INSTRUCTIONS TO FOLLOW - Write out the listing in full, matching it word for word.

RECORDS PROVIDED -
# # # # #
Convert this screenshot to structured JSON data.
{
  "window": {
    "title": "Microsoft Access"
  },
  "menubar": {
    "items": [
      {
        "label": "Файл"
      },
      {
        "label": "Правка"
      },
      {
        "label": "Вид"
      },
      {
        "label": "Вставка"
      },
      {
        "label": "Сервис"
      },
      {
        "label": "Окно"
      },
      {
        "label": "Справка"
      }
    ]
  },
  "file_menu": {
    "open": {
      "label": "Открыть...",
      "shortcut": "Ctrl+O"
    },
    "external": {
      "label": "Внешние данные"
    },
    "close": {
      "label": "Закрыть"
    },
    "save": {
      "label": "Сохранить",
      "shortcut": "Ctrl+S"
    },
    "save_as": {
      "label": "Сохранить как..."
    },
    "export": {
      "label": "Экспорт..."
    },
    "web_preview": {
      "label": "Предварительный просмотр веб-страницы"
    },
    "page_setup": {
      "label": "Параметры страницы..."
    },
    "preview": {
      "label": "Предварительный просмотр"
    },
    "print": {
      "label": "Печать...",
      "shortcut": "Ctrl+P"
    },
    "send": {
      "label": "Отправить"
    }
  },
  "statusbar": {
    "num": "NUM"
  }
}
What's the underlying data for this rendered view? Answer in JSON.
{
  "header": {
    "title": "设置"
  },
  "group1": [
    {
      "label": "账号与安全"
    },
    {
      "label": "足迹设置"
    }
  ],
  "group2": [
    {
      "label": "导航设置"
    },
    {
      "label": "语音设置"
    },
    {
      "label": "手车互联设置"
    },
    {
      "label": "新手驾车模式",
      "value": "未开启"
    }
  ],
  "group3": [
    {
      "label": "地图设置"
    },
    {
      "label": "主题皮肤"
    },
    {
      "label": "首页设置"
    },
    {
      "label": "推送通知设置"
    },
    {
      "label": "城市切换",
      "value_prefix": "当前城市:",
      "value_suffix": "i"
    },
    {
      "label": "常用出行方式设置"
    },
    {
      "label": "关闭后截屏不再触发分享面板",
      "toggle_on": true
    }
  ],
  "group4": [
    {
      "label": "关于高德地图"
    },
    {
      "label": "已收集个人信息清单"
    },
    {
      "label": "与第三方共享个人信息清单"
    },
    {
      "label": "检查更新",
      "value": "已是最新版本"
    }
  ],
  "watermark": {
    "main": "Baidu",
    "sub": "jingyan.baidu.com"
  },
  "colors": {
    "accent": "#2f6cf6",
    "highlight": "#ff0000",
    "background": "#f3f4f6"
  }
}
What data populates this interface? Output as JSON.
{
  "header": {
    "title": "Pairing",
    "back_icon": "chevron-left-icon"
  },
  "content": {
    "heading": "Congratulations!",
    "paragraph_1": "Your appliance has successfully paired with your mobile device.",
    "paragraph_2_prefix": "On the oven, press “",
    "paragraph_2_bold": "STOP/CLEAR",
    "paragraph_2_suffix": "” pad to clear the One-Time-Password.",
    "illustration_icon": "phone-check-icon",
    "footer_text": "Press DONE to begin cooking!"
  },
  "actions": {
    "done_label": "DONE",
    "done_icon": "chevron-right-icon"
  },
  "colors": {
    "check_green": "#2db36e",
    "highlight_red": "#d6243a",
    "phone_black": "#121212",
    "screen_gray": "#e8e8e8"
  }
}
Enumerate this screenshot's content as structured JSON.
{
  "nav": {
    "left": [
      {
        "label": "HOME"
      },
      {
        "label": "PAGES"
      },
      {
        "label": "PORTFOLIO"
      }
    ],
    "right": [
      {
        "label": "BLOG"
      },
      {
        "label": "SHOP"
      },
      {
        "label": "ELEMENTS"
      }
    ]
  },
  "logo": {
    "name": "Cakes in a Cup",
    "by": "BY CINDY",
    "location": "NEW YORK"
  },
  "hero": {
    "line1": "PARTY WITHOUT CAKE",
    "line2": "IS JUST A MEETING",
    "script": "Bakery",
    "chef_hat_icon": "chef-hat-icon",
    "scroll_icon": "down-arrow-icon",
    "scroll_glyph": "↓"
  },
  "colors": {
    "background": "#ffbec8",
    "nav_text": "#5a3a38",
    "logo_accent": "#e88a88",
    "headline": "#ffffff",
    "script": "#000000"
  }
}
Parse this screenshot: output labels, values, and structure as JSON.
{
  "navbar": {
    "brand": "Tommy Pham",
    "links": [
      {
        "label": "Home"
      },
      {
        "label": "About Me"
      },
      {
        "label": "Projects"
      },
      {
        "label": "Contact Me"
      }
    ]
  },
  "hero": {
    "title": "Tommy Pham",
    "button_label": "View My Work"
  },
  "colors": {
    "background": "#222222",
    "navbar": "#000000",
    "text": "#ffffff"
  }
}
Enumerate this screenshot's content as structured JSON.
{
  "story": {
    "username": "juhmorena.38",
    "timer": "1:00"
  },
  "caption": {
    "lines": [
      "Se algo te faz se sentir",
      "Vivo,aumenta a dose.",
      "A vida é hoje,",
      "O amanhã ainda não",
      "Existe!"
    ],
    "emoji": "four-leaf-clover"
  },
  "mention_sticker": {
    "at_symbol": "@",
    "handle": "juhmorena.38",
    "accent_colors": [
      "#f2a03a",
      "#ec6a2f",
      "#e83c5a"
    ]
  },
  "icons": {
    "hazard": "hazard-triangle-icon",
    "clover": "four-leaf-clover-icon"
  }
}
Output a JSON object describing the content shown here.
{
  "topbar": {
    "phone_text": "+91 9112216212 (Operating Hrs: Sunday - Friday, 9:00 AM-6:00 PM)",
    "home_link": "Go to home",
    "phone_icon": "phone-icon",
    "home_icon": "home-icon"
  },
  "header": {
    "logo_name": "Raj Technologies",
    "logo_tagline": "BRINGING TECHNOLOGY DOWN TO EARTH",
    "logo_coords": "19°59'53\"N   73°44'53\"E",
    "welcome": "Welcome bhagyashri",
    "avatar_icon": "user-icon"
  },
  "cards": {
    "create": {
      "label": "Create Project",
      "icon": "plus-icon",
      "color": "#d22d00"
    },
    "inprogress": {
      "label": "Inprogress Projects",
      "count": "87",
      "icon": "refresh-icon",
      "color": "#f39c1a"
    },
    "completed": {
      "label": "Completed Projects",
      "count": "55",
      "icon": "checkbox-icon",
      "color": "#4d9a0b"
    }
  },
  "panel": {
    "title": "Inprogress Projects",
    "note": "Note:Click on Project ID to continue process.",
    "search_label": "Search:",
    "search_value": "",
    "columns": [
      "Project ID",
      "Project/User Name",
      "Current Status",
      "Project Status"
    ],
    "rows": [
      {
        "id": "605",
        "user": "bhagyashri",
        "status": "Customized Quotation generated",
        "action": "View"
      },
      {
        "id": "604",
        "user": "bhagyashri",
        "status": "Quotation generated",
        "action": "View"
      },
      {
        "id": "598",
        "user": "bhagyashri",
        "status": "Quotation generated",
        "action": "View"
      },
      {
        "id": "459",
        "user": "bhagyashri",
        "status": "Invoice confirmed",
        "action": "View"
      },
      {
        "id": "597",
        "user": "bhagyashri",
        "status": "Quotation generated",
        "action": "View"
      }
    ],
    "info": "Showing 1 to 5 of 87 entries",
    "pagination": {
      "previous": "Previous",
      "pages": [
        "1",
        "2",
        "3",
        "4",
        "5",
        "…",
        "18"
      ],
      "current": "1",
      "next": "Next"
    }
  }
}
# # # # #
OUTPUT OF THE EXERCISE -
Convert this screenshot to structured JSON data.
{
  "window": {
    "title": "Microsoft Access"
  },
  "menubar": {
    "items": [
      {
        "label": "Файл"
      },
      {
        "label": "Правка"
      },
      {
        "label": "Вид"
      },
      {
        "label": "Вставка"
      },
      {
        "label": "Сервис"
      },
      {
        "label": "Окно"
      },
      {
        "label": "Справка"
      }
    ]
  },
  "file_menu": {
    "open": {
      "label": "Открыть...",
      "shortcut": "Ctrl+O"
    },
    "external": {
      "label": "Внешние данные"
    },
    "close": {
      "label": "Закрыть"
    },
    "save": {
      "label": "Сохранить",
      "shortcut": "Ctrl+S"
    },
    "save_as": {
      "label": "Сохранить как..."
    },
    "export": {
      "label": "Экспорт..."
    },
    "web_preview": {
      "label": "Предварительный просмотр веб-страницы"
    },
    "page_setup": {
      "label": "Параметры страницы..."
    },
    "preview": {
      "label": "Предварительный просмотр"
    },
    "print": {
      "label": "Печать...",
      "shortcut": "Ctrl+P"
    },
    "send": {
      "label": "Отправить"
    }
  },
  "statusbar": {
    "num": "NUM"
  }
}
What's the underlying data for this rendered view? Answer in JSON.
{
  "header": {
    "title": "设置"
  },
  "group1": [
    {
      "label": "账号与安全"
    },
    {
      "label": "足迹设置"
    }
  ],
  "group2": [
    {
      "label": "导航设置"
    },
    {
      "label": "语音设置"
    },
    {
      "label": "手车互联设置"
    },
    {
      "label": "新手驾车模式",
      "value": "未开启"
    }
  ],
  "group3": [
    {
      "label": "地图设置"
    },
    {
      "label": "主题皮肤"
    },
    {
      "label": "首页设置"
    },
    {
      "label": "推送通知设置"
    },
    {
      "label": "城市切换",
      "value_prefix": "当前城市:",
      "value_suffix": "i"
    },
    {
      "label": "常用出行方式设置"
    },
    {
      "label": "关闭后截屏不再触发分享面板",
      "toggle_on": true
    }
  ],
  "group4": [
    {
      "label": "关于高德地图"
    },
    {
      "label": "已收集个人信息清单"
    },
    {
      "label": "与第三方共享个人信息清单"
    },
    {
      "label": "检查更新",
      "value": "已是最新版本"
    }
  ],
  "watermark": {
    "main": "Baidu",
    "sub": "jingyan.baidu.com"
  },
  "colors": {
    "accent": "#2f6cf6",
    "highlight": "#ff0000",
    "background": "#f3f4f6"
  }
}
What data populates this interface? Output as JSON.
{
  "header": {
    "title": "Pairing",
    "back_icon": "chevron-left-icon"
  },
  "content": {
    "heading": "Congratulations!",
    "paragraph_1": "Your appliance has successfully paired with your mobile device.",
    "paragraph_2_prefix": "On the oven, press “",
    "paragraph_2_bold": "STOP/CLEAR",
    "paragraph_2_suffix": "” pad to clear the One-Time-Password.",
    "illustration_icon": "phone-check-icon",
    "footer_text": "Press DONE to begin cooking!"
  },
  "actions": {
    "done_label": "DONE",
    "done_icon": "chevron-right-icon"
  },
  "colors": {
    "check_green": "#2db36e",
    "highlight_red": "#d6243a",
    "phone_black": "#121212",
    "screen_gray": "#e8e8e8"
  }
}
Enumerate this screenshot's content as structured JSON.
{
  "nav": {
    "left": [
      {
        "label": "HOME"
      },
      {
        "label": "PAGES"
      },
      {
        "label": "PORTFOLIO"
      }
    ],
    "right": [
      {
        "label": "BLOG"
      },
      {
        "label": "SHOP"
      },
      {
        "label": "ELEMENTS"
      }
    ]
  },
  "logo": {
    "name": "Cakes in a Cup",
    "by": "BY CINDY",
    "location": "NEW YORK"
  },
  "hero": {
    "line1": "PARTY WITHOUT CAKE",
    "line2": "IS JUST A MEETING",
    "script": "Bakery",
    "chef_hat_icon": "chef-hat-icon",
    "scroll_icon": "down-arrow-icon",
    "scroll_glyph": "↓"
  },
  "colors": {
    "background": "#ffbec8",
    "nav_text": "#5a3a38",
    "logo_accent": "#e88a88",
    "headline": "#ffffff",
    "script": "#000000"
  }
}
Parse this screenshot: output labels, values, and structure as JSON.
{
  "navbar": {
    "brand": "Tommy Pham",
    "links": [
      {
        "label": "Home"
      },
      {
        "label": "About Me"
      },
      {
        "label": "Projects"
      },
      {
        "label": "Contact Me"
      }
    ]
  },
  "hero": {
    "title": "Tommy Pham",
    "button_label": "View My Work"
  },
  "colors": {
    "background": "#222222",
    "navbar": "#000000",
    "text": "#ffffff"
  }
}
Enumerate this screenshot's content as structured JSON.
{
  "story": {
    "username": "juhmorena.38",
    "timer": "1:00"
  },
  "caption": {
    "lines": [
      "Se algo te faz se sentir",
      "Vivo,aumenta a dose.",
      "A vida é hoje,",
      "O amanhã ainda não",
      "Existe!"
    ],
    "emoji": "four-leaf-clover"
  },
  "mention_sticker": {
    "at_symbol": "@",
    "handle": "juhmorena.38",
    "accent_colors": [
      "#f2a03a",
      "#ec6a2f",
      "#e83c5a"
    ]
  },
  "icons": {
    "hazard": "hazard-triangle-icon",
    "clover": "four-leaf-clover-icon"
  }
}
Output a JSON object describing the content shown here.
{
  "topbar": {
    "phone_text": "+91 9112216212 (Operating Hrs: Sunday - Friday, 9:00 AM-6:00 PM)",
    "home_link": "Go to home",
    "phone_icon": "phone-icon",
    "home_icon": "home-icon"
  },
  "header": {
    "logo_name": "Raj Technologies",
    "logo_tagline": "BRINGING TECHNOLOGY DOWN TO EARTH",
    "logo_coords": "19°59'53\"N   73°44'53\"E",
    "welcome": "Welcome bhagyashri",
    "avatar_icon": "user-icon"
  },
  "cards": {
    "create": {
      "label": "Create Project",
      "icon": "plus-icon",
      "color": "#d22d00"
    },
    "inprogress": {
      "label": "Inprogress Projects",
      "count": "87",
      "icon": "refresh-icon",
      "color": "#f39c1a"
    },
    "completed": {
      "label": "Completed Projects",
      "count": "55",
      "icon": "checkbox-icon",
      "color": "#4d9a0b"
    }
  },
  "panel": {
    "title": "Inprogress Projects",
    "note": "Note:Click on Project ID to continue process.",
    "search_label": "Search:",
    "search_value": "",
    "columns": [
      "Project ID",
      "Project/User Name",
      "Current Status",
      "Project Status"
    ],
    "rows": [
      {
        "id": "605",
        "user": "bhagyashri",
        "status": "Customized Quotation generated",
        "action": "View"
      },
      {
        "id": "604",
        "user": "bhagyashri",
        "status": "Quotation generated",
        "action": "View"
      },
      {
        "id": "598",
        "user": "bhagyashri",
        "status": "Quotation generated",
        "action": "View"
      },
      {
        "id": "459",
        "user": "bhagyashri",
        "status": "Invoice confirmed",
        "action": "View"
      },
      {
        "id": "597",
        "user": "bhagyashri",
        "status": "Quotation generated",
        "action": "View"
      }
    ],
    "info": "Showing 1 to 5 of 87 entries",
    "pagination": {
      "previous": "Previous",
      "pages": [
        "1",
        "2",
        "3",
        "4",
        "5",
        "…",
        "18"
      ],
      "current": "1",
      "next": "Next"
    }
  }
}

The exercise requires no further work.